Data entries
+++++
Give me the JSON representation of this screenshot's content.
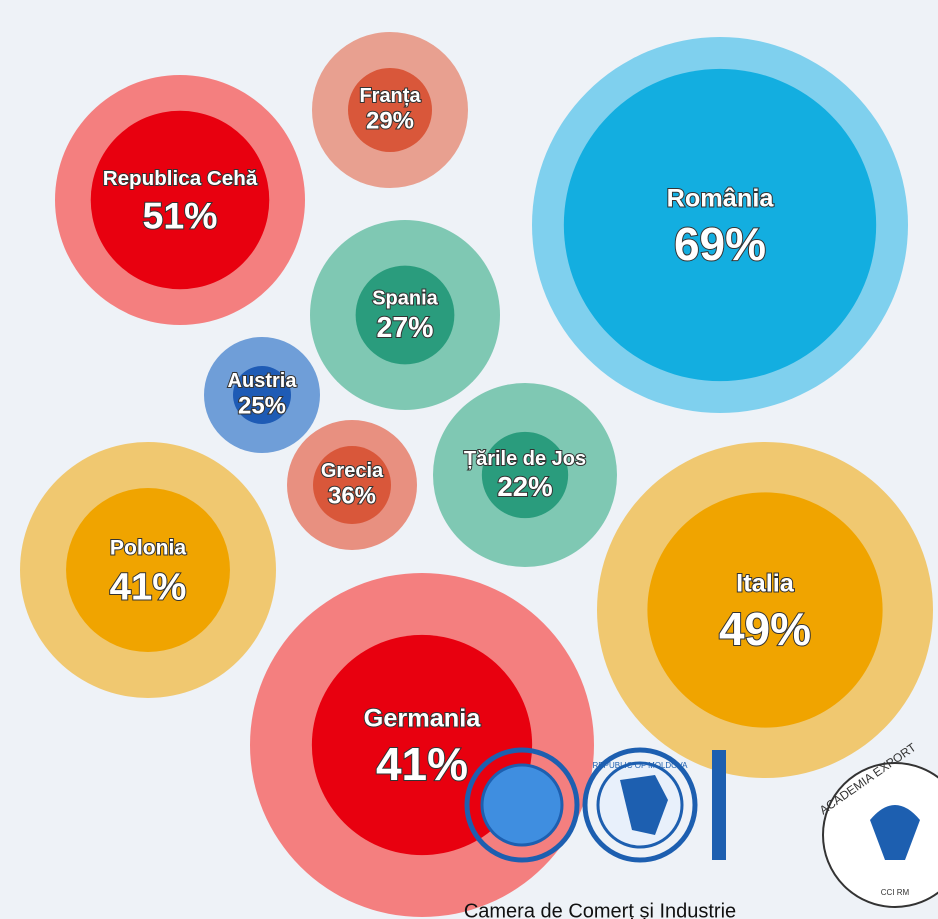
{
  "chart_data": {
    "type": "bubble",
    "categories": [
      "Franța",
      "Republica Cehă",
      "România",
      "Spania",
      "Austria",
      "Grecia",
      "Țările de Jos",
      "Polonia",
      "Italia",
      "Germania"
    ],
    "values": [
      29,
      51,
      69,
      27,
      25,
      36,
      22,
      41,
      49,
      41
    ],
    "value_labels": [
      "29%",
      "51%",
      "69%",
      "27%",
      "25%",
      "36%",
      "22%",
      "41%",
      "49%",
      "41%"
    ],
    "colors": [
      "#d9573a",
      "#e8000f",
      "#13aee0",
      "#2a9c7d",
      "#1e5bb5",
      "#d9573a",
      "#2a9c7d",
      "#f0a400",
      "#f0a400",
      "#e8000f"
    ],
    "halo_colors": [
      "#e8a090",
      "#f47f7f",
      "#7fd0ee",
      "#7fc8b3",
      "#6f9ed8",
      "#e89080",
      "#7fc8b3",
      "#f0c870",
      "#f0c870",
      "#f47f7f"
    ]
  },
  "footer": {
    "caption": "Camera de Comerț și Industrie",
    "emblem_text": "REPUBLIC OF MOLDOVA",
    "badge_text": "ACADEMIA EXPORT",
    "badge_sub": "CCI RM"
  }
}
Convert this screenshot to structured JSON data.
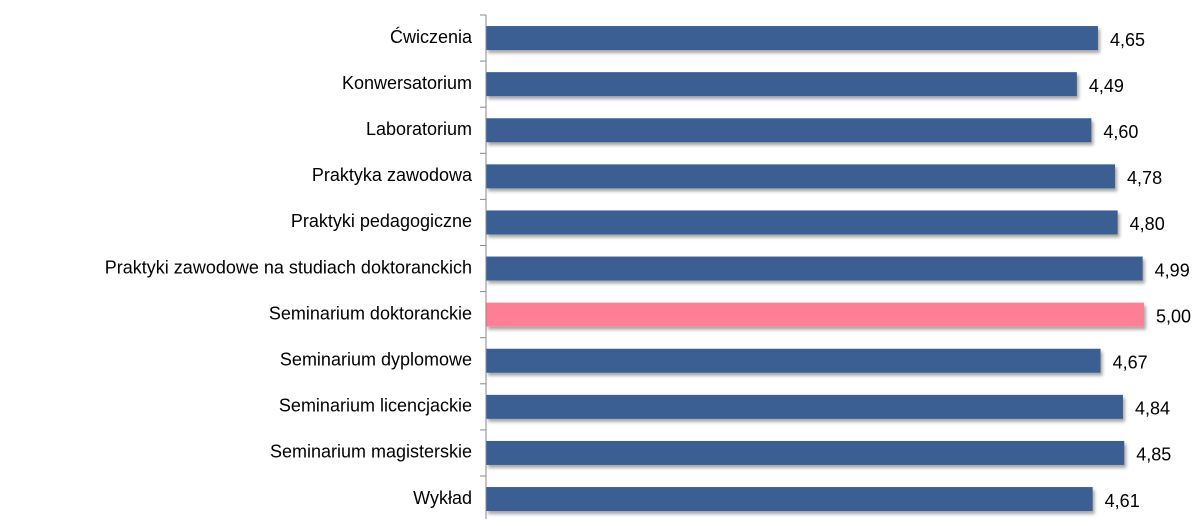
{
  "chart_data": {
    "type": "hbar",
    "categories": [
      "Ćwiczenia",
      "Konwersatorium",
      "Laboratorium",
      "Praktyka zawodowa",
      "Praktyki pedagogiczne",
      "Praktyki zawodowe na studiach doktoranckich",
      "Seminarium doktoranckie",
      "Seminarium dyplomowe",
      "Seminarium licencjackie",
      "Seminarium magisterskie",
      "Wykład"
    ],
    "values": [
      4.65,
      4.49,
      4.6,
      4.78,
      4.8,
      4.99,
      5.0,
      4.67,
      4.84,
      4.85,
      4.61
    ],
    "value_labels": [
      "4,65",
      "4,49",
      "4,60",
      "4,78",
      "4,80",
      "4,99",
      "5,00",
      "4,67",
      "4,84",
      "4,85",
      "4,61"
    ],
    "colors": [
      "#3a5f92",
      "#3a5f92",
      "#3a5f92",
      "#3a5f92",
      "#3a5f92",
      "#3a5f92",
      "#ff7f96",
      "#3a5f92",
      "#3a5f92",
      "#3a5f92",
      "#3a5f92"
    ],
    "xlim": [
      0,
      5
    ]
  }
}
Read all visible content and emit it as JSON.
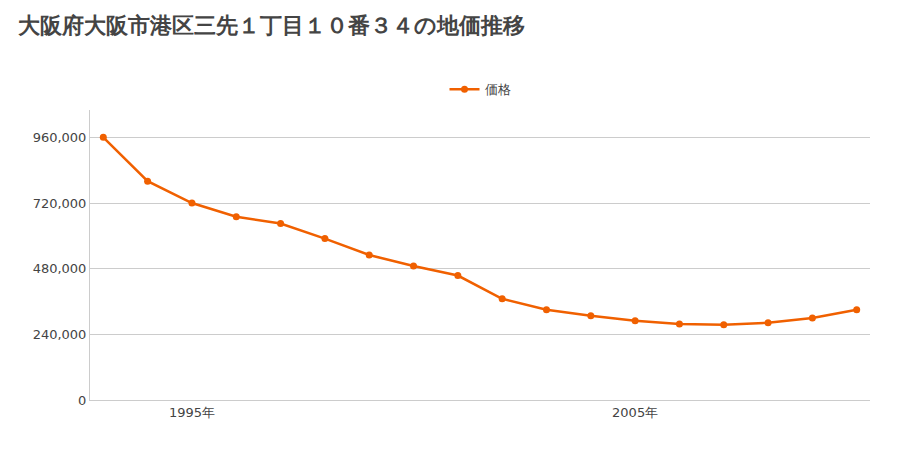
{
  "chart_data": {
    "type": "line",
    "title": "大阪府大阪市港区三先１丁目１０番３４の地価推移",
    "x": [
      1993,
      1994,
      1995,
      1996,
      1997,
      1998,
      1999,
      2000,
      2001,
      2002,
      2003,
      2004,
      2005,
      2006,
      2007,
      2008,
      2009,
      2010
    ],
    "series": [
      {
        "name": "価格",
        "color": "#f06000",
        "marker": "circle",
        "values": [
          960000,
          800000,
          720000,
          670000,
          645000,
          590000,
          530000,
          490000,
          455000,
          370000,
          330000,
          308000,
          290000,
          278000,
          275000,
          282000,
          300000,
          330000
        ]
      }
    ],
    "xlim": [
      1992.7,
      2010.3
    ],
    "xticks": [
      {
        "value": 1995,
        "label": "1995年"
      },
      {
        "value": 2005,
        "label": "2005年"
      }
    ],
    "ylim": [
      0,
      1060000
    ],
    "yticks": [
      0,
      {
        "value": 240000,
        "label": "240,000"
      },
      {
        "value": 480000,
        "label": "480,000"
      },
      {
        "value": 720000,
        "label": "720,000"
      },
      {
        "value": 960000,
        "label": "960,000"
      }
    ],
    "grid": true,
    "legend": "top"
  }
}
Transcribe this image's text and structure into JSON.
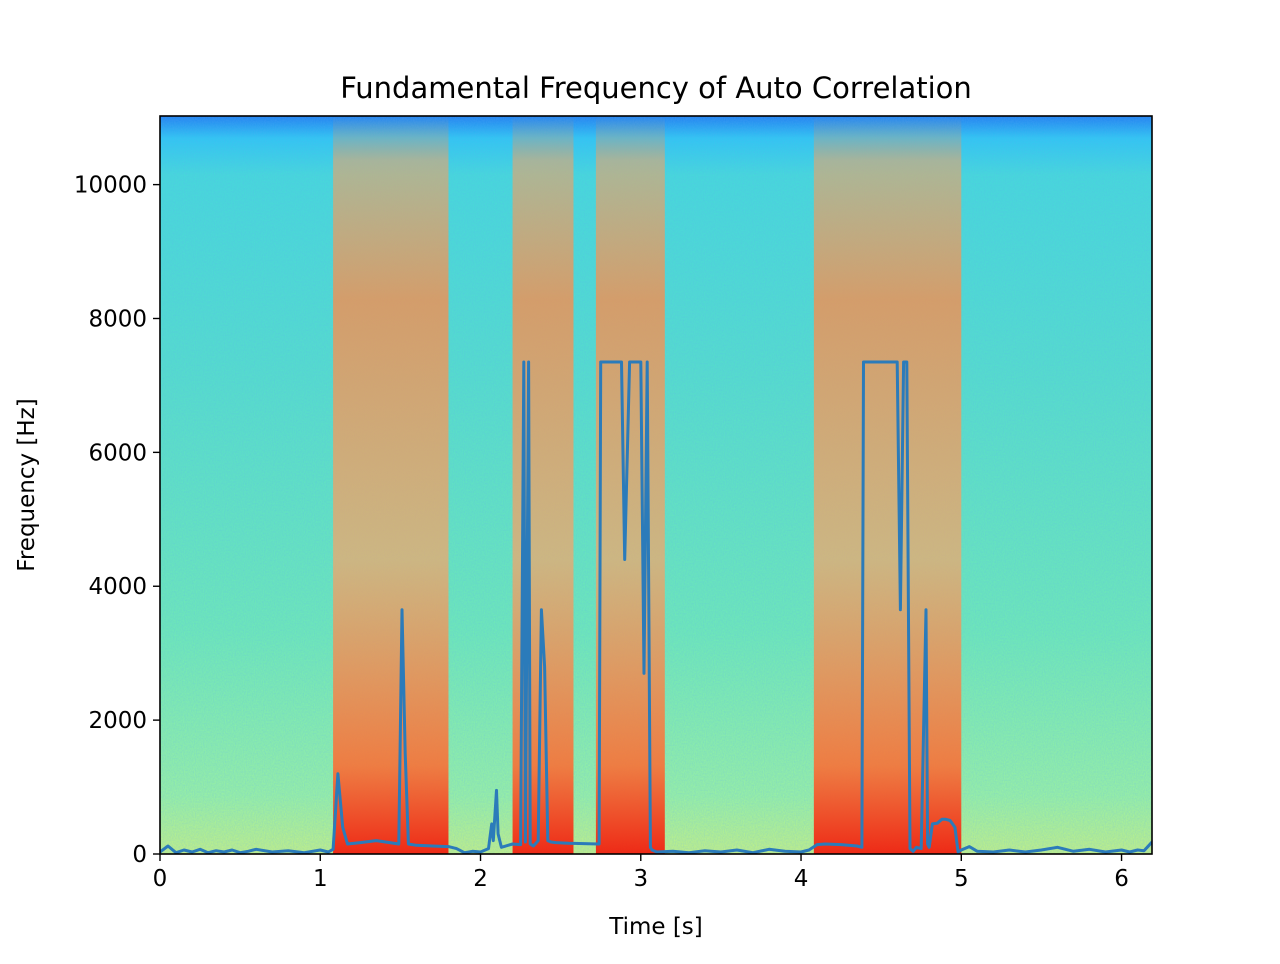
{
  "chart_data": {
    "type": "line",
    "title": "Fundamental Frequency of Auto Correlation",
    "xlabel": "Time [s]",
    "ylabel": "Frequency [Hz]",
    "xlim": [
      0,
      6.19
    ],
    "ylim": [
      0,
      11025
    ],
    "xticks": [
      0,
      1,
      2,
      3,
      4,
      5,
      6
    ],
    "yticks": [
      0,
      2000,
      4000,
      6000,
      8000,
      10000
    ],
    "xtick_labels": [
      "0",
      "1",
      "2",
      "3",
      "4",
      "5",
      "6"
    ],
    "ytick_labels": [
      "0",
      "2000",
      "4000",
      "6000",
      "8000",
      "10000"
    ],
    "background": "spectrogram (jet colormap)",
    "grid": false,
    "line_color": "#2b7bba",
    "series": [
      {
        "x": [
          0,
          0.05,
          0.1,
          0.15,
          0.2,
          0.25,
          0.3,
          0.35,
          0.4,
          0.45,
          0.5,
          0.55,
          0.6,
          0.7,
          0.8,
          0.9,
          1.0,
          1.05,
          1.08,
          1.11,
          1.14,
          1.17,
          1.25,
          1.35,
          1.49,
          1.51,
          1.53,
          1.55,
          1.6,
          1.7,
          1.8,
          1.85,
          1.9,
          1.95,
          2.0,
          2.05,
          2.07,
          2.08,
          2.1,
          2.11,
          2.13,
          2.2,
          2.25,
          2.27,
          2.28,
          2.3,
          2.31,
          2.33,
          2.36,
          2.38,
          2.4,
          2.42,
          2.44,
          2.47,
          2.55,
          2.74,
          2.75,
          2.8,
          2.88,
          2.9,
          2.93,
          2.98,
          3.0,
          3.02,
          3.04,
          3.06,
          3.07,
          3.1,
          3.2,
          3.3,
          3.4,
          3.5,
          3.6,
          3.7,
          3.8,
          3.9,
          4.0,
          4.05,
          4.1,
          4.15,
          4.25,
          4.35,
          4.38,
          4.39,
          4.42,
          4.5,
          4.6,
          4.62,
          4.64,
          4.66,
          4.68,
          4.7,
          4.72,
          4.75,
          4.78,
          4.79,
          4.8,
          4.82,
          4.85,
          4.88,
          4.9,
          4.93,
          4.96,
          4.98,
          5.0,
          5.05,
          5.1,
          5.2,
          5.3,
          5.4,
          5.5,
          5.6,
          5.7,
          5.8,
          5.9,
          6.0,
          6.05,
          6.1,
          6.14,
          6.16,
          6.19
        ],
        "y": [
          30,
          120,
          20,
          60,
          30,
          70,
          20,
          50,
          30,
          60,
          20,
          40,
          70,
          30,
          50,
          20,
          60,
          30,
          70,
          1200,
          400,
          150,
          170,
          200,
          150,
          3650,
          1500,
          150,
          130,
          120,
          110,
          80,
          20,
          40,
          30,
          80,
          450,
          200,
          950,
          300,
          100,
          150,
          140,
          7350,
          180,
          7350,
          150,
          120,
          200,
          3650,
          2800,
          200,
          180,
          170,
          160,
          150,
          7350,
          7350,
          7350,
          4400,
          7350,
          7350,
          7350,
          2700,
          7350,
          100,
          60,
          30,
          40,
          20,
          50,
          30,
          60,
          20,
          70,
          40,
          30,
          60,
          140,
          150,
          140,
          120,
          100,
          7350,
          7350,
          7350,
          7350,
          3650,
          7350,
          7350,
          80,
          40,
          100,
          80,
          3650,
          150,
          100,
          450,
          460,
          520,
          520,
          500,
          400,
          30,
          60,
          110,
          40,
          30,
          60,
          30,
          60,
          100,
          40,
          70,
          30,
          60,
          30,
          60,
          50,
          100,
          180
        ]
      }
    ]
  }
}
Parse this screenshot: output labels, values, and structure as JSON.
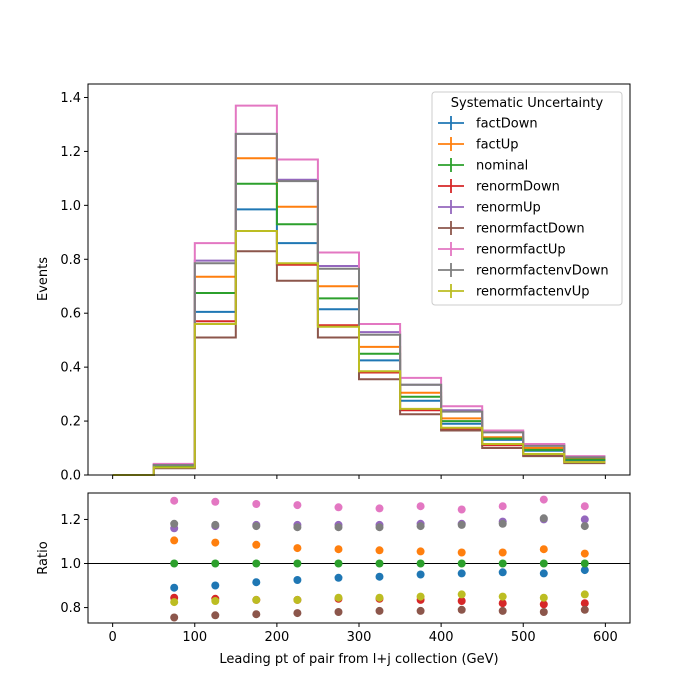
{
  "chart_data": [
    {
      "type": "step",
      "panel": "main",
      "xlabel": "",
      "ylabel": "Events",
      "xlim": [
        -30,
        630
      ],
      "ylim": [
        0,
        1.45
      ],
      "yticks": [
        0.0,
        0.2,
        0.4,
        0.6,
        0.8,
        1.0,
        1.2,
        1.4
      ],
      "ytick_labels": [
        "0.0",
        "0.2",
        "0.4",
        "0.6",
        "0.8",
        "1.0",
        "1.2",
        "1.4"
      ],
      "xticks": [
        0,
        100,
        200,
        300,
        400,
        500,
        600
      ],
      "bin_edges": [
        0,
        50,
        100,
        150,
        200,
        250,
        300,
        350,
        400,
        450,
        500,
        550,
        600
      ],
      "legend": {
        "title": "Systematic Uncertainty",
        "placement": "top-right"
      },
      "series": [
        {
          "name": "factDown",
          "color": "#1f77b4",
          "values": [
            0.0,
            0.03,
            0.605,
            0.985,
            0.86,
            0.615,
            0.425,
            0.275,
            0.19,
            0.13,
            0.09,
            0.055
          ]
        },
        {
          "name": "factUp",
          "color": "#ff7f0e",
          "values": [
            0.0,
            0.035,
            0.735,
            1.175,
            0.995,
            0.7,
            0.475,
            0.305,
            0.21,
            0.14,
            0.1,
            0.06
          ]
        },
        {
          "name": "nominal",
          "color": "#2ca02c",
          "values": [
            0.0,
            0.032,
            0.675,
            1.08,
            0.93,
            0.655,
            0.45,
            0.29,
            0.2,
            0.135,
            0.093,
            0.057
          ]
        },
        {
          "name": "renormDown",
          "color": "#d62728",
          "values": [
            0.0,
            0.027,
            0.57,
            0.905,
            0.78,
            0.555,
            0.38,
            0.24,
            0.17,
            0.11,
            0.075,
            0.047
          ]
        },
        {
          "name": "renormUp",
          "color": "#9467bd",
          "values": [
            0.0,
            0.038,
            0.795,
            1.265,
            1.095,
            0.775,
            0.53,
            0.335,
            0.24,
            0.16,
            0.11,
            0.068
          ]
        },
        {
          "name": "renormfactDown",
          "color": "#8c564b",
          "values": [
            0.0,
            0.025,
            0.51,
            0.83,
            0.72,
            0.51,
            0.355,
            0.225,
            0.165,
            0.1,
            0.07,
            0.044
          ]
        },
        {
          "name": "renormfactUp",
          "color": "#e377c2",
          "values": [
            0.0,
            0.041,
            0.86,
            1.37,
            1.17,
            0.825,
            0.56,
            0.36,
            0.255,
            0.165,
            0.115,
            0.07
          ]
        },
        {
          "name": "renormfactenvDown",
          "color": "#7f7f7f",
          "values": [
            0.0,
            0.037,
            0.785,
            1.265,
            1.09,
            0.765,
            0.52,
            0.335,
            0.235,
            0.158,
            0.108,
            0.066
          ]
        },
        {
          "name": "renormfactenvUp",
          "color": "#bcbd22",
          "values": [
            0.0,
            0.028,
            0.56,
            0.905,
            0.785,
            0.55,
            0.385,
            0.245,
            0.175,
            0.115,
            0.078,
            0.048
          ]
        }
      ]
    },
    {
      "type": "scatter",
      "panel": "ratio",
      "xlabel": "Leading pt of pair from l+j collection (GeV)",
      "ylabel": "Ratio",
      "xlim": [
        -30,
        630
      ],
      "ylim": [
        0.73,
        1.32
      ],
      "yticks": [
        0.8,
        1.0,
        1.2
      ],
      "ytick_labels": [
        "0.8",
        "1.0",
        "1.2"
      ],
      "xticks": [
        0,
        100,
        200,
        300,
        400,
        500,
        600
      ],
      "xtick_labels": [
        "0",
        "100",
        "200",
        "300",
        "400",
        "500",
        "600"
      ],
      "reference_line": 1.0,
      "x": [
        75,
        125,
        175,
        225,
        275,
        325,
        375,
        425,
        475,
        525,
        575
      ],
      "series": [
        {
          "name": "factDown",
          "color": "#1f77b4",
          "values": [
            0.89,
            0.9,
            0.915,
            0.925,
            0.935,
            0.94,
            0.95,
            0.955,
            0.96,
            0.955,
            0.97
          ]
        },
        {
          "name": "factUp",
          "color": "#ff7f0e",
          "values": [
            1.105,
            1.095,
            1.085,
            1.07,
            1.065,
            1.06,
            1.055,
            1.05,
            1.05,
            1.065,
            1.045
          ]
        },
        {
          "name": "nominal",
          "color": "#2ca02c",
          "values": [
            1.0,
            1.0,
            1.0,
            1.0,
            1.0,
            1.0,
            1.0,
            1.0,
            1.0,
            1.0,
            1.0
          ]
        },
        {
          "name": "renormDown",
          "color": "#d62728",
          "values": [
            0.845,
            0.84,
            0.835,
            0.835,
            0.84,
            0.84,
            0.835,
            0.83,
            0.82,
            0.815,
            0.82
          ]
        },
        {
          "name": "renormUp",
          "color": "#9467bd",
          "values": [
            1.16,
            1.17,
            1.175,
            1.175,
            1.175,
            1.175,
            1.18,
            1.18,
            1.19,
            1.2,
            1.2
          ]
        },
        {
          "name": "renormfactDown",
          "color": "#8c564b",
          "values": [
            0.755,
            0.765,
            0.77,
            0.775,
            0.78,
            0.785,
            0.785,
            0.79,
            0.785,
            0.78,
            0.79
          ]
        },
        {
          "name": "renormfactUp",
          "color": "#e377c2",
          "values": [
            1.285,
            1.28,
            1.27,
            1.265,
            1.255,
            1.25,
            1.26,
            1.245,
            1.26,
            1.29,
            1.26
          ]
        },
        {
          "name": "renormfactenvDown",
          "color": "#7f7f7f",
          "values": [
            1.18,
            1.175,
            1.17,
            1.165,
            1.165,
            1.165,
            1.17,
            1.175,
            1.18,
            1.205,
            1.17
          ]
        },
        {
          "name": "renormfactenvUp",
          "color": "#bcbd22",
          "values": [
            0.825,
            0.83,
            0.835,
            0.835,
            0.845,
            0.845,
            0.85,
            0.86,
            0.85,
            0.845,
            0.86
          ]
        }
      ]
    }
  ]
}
+++++
## Your objective
Copy out every line from the records that has the word "JSON".

## Completed exercise
Give me the JSON representation of this screenshot's content.
Convert this screenshot to structured JSON data.
Read all visible content and emit it as JSON.
Transcribe this image's text and structure into JSON.
Parse this screenshot: output labels, values, and structure as JSON.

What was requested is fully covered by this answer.